WRITTEN REQUEST → Look below and pull out each line with the word "above".

EXTRACTED MATERIAL →
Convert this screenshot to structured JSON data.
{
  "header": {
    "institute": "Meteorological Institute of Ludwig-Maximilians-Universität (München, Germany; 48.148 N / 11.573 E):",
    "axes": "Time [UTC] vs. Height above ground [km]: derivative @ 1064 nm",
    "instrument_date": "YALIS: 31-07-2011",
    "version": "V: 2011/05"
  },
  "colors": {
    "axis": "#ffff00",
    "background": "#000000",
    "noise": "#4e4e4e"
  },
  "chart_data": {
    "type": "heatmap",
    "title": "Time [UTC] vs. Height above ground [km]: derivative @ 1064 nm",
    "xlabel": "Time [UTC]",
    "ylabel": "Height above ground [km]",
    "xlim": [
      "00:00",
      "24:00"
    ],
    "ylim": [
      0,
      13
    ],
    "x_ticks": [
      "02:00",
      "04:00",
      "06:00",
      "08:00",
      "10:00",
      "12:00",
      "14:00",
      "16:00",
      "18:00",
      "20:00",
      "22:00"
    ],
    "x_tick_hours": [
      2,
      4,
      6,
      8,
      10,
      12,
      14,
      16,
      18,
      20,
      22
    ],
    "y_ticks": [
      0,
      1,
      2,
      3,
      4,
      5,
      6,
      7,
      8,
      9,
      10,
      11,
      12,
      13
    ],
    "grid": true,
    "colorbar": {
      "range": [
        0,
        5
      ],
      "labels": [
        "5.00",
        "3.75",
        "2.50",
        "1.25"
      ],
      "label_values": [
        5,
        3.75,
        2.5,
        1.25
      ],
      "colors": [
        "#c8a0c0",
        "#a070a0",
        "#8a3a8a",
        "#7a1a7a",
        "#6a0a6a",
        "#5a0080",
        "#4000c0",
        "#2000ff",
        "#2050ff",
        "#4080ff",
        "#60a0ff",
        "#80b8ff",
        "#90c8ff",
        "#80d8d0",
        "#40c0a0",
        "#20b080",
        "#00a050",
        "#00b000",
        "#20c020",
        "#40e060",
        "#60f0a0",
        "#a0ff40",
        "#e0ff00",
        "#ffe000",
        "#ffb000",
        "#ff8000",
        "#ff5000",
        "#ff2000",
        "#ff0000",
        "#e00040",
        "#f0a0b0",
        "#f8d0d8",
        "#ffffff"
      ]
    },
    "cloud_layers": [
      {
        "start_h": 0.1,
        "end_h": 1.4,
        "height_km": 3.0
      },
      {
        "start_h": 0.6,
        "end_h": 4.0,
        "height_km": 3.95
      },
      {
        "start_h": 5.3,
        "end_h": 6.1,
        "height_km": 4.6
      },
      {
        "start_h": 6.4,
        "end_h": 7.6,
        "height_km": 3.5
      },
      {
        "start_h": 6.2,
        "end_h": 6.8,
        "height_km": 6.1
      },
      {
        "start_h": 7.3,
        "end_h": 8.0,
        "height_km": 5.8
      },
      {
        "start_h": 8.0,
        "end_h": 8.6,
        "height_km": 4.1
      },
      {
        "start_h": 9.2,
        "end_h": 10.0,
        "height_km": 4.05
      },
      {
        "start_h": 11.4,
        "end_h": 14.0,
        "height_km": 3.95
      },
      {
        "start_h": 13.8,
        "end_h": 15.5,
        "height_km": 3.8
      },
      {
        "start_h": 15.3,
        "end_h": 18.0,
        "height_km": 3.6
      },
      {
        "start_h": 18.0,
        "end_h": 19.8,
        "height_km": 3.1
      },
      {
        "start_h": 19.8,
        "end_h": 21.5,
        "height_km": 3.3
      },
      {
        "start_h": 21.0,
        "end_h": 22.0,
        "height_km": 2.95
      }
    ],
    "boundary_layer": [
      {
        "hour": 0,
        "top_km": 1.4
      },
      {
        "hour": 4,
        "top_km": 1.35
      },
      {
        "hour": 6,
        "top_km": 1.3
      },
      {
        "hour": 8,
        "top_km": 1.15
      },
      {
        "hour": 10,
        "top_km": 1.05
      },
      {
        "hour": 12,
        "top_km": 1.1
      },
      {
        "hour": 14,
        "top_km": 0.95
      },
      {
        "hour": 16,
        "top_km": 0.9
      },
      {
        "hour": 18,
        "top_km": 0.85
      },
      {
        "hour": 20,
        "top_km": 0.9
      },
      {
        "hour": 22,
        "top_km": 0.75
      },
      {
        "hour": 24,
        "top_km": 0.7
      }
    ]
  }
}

RESULT BELOW →
    "axes": "Time [UTC] vs. Height above ground [km]: derivative @ 1064 nm",
    "title": "Time [UTC] vs. Height above ground [km]: derivative @ 1064 nm",
    "ylabel": "Height above ground [km]",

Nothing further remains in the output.